Task requirements:
Quote every line below exactly as it reads.

··· Excerpted records

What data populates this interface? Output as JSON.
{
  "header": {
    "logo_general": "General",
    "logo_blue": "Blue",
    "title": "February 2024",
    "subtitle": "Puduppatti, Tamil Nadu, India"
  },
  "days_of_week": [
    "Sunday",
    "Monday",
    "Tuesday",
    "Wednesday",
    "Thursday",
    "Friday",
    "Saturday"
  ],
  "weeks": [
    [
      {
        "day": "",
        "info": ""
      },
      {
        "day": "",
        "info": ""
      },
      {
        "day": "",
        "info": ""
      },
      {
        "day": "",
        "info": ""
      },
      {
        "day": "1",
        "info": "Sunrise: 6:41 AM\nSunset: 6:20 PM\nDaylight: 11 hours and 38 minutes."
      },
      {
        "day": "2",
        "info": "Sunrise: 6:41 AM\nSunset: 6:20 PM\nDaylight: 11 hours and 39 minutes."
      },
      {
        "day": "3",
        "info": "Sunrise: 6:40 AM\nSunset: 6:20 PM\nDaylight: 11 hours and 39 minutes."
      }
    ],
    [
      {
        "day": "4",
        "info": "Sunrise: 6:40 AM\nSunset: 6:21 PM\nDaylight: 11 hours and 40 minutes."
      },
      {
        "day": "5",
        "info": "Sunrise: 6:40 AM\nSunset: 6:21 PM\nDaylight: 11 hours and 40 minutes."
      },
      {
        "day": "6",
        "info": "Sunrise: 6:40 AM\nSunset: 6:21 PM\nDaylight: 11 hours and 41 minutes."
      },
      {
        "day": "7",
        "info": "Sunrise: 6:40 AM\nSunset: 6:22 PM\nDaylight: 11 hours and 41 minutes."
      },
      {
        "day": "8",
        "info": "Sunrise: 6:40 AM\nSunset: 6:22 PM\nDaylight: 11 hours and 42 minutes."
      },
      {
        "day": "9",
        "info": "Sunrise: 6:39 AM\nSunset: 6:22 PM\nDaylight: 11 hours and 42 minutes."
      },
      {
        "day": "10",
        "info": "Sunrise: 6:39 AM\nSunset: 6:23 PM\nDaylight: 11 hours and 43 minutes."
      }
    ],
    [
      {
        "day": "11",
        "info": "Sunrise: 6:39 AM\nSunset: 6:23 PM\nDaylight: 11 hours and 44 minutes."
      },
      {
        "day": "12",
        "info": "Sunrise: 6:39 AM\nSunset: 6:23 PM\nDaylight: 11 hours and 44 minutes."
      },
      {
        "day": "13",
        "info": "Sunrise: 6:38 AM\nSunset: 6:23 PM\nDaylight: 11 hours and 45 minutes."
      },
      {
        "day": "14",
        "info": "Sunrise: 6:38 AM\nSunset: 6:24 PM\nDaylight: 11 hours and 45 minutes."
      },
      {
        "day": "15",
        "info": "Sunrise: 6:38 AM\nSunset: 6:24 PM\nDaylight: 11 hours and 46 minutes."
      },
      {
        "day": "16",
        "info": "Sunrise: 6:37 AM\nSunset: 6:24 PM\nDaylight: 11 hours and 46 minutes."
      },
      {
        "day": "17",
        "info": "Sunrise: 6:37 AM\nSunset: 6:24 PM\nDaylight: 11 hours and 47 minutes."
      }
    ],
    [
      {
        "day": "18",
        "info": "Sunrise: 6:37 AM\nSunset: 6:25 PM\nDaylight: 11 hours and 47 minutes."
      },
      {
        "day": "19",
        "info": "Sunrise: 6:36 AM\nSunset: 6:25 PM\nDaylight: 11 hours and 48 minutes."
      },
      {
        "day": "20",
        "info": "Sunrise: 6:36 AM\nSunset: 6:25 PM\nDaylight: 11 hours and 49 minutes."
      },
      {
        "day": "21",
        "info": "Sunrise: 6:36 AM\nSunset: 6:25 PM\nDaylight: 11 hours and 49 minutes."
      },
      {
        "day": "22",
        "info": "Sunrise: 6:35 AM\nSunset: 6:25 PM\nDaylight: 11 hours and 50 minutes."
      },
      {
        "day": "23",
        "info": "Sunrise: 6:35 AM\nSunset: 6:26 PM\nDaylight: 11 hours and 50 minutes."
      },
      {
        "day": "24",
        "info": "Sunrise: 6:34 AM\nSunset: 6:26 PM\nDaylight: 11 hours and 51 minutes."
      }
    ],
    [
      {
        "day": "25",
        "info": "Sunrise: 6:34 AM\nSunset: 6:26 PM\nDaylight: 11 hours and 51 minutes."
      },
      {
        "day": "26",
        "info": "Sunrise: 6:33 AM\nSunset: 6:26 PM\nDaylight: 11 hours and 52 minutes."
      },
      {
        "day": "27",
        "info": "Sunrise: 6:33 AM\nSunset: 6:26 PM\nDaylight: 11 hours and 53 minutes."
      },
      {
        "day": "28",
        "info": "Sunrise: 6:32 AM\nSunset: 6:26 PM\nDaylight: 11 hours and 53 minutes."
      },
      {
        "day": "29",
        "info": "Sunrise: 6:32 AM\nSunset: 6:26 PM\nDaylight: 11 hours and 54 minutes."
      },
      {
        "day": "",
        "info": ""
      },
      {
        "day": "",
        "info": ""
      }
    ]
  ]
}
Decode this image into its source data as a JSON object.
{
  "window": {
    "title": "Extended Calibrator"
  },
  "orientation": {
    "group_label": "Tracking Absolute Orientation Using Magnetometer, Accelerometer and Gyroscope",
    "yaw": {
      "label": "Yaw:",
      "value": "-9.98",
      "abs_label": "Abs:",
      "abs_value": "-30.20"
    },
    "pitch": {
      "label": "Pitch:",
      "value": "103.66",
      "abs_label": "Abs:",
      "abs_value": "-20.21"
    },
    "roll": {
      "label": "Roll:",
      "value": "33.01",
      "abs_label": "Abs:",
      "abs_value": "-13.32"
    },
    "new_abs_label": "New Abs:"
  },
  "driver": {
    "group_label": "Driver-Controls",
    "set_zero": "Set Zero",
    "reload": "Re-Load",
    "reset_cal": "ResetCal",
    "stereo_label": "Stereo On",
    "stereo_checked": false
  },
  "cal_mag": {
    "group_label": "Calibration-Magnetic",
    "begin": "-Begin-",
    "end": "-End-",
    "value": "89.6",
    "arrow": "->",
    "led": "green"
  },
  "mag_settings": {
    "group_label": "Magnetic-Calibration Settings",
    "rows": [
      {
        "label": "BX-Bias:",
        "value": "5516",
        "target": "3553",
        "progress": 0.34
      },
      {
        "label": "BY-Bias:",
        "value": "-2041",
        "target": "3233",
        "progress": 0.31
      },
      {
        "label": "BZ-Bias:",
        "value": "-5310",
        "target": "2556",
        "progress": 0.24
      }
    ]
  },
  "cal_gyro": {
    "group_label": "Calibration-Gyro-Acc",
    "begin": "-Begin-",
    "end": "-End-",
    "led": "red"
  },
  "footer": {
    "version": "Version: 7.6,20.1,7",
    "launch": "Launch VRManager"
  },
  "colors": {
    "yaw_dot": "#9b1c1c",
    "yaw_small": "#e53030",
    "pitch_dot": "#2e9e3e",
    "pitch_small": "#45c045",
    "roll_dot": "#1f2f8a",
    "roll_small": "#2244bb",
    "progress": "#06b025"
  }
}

······

Answer to this problem:
What data populates this interface? Output as JSON.
{
  "header": {
    "logo_general": "General",
    "logo_blue": "Blue",
    "title": "February 2024",
    "subtitle": "Puduppatti, Tamil Nadu, India"
  },
  "days_of_week": [
    "Sunday",
    "Monday",
    "Tuesday",
    "Wednesday",
    "Thursday",
    "Friday",
    "Saturday"
  ],
  "weeks": [
    [
      {
        "day": "",
        "info": ""
      },
      {
        "day": "",
        "info": ""
      },
      {
        "day": "",
        "info": ""
      },
      {
        "day": "",
        "info": ""
      },
      {
        "day": "1",
        "info": "Sunrise: 6:41 AM\nSunset: 6:20 PM\nDaylight: 11 hours and 38 minutes."
      },
      {
        "day": "2",
        "info": "Sunrise: 6:41 AM\nSunset: 6:20 PM\nDaylight: 11 hours and 39 minutes."
      },
      {
        "day": "3",
        "info": "Sunrise: 6:40 AM\nSunset: 6:20 PM\nDaylight: 11 hours and 39 minutes."
      }
    ],
    [
      {
        "day": "4",
        "info": "Sunrise: 6:40 AM\nSunset: 6:21 PM\nDaylight: 11 hours and 40 minutes."
      },
      {
        "day": "5",
        "info": "Sunrise: 6:40 AM\nSunset: 6:21 PM\nDaylight: 11 hours and 40 minutes."
      },
      {
        "day": "6",
        "info": "Sunrise: 6:40 AM\nSunset: 6:21 PM\nDaylight: 11 hours and 41 minutes."
      },
      {
        "day": "7",
        "info": "Sunrise: 6:40 AM\nSunset: 6:22 PM\nDaylight: 11 hours and 41 minutes."
      },
      {
        "day": "8",
        "info": "Sunrise: 6:40 AM\nSunset: 6:22 PM\nDaylight: 11 hours and 42 minutes."
      },
      {
        "day": "9",
        "info": "Sunrise: 6:39 AM\nSunset: 6:22 PM\nDaylight: 11 hours and 42 minutes."
      },
      {
        "day": "10",
        "info": "Sunrise: 6:39 AM\nSunset: 6:23 PM\nDaylight: 11 hours and 43 minutes."
      }
    ],
    [
      {
        "day": "11",
        "info": "Sunrise: 6:39 AM\nSunset: 6:23 PM\nDaylight: 11 hours and 44 minutes."
      },
      {
        "day": "12",
        "info": "Sunrise: 6:39 AM\nSunset: 6:23 PM\nDaylight: 11 hours and 44 minutes."
      },
      {
        "day": "13",
        "info": "Sunrise: 6:38 AM\nSunset: 6:23 PM\nDaylight: 11 hours and 45 minutes."
      },
      {
        "day": "14",
        "info": "Sunrise: 6:38 AM\nSunset: 6:24 PM\nDaylight: 11 hours and 45 minutes."
      },
      {
        "day": "15",
        "info": "Sunrise: 6:38 AM\nSunset: 6:24 PM\nDaylight: 11 hours and 46 minutes."
      },
      {
        "day": "16",
        "info": "Sunrise: 6:37 AM\nSunset: 6:24 PM\nDaylight: 11 hours and 46 minutes."
      },
      {
        "day": "17",
        "info": "Sunrise: 6:37 AM\nSunset: 6:24 PM\nDaylight: 11 hours and 47 minutes."
      }
    ],
    [
      {
        "day": "18",
        "info": "Sunrise: 6:37 AM\nSunset: 6:25 PM\nDaylight: 11 hours and 47 minutes."
      },
      {
        "day": "19",
        "info": "Sunrise: 6:36 AM\nSunset: 6:25 PM\nDaylight: 11 hours and 48 minutes."
      },
      {
        "day": "20",
        "info": "Sunrise: 6:36 AM\nSunset: 6:25 PM\nDaylight: 11 hours and 49 minutes."
      },
      {
        "day": "21",
        "info": "Sunrise: 6:36 AM\nSunset: 6:25 PM\nDaylight: 11 hours and 49 minutes."
      },
      {
        "day": "22",
        "info": "Sunrise: 6:35 AM\nSunset: 6:25 PM\nDaylight: 11 hours and 50 minutes."
      },
      {
        "day": "23",
        "info": "Sunrise: 6:35 AM\nSunset: 6:26 PM\nDaylight: 11 hours and 50 minutes."
      },
      {
        "day": "24",
        "info": "Sunrise: 6:34 AM\nSunset: 6:26 PM\nDaylight: 11 hours and 51 minutes."
      }
    ],
    [
      {
        "day": "25",
        "info": "Sunrise: 6:34 AM\nSunset: 6:26 PM\nDaylight: 11 hours and 51 minutes."
      },
      {
        "day": "26",
        "info": "Sunrise: 6:33 AM\nSunset: 6:26 PM\nDaylight: 11 hours and 52 minutes."
      },
      {
        "day": "27",
        "info": "Sunrise: 6:33 AM\nSunset: 6:26 PM\nDaylight: 11 hours and 53 minutes."
      },
      {
        "day": "28",
        "info": "Sunrise: 6:32 AM\nSunset: 6:26 PM\nDaylight: 11 hours and 53 minutes."
      },
      {
        "day": "29",
        "info": "Sunrise: 6:32 AM\nSunset: 6:26 PM\nDaylight: 11 hours and 54 minutes."
      },
      {
        "day": "",
        "info": ""
      },
      {
        "day": "",
        "info": ""
      }
    ]
  ]
}
Decode this image into its source data as a JSON object.
{
  "window": {
    "title": "Extended Calibrator"
  },
  "orientation": {
    "group_label": "Tracking Absolute Orientation Using Magnetometer, Accelerometer and Gyroscope",
    "yaw": {
      "label": "Yaw:",
      "value": "-9.98",
      "abs_label": "Abs:",
      "abs_value": "-30.20"
    },
    "pitch": {
      "label": "Pitch:",
      "value": "103.66",
      "abs_label": "Abs:",
      "abs_value": "-20.21"
    },
    "roll": {
      "label": "Roll:",
      "value": "33.01",
      "abs_label": "Abs:",
      "abs_value": "-13.32"
    },
    "new_abs_label": "New Abs:"
  },
  "driver": {
    "group_label": "Driver-Controls",
    "set_zero": "Set Zero",
    "reload": "Re-Load",
    "reset_cal": "ResetCal",
    "stereo_label": "Stereo On",
    "stereo_checked": false
  },
  "cal_mag": {
    "group_label": "Calibration-Magnetic",
    "begin": "-Begin-",
    "end": "-End-",
    "value": "89.6",
    "arrow": "->",
    "led": "green"
  },
  "mag_settings": {
    "group_label": "Magnetic-Calibration Settings",
    "rows": [
      {
        "label": "BX-Bias:",
        "value": "5516",
        "target": "3553",
        "progress": 0.34
      },
      {
        "label": "BY-Bias:",
        "value": "-2041",
        "target": "3233",
        "progress": 0.31
      },
      {
        "label": "BZ-Bias:",
        "value": "-5310",
        "target": "2556",
        "progress": 0.24
      }
    ]
  },
  "cal_gyro": {
    "group_label": "Calibration-Gyro-Acc",
    "begin": "-Begin-",
    "end": "-End-",
    "led": "red"
  },
  "footer": {
    "version": "Version: 7.6,20.1,7",
    "launch": "Launch VRManager"
  },
  "colors": {
    "yaw_dot": "#9b1c1c",
    "yaw_small": "#e53030",
    "pitch_dot": "#2e9e3e",
    "pitch_small": "#45c045",
    "roll_dot": "#1f2f8a",
    "roll_small": "#2244bb",
    "progress": "#06b025"
  }
}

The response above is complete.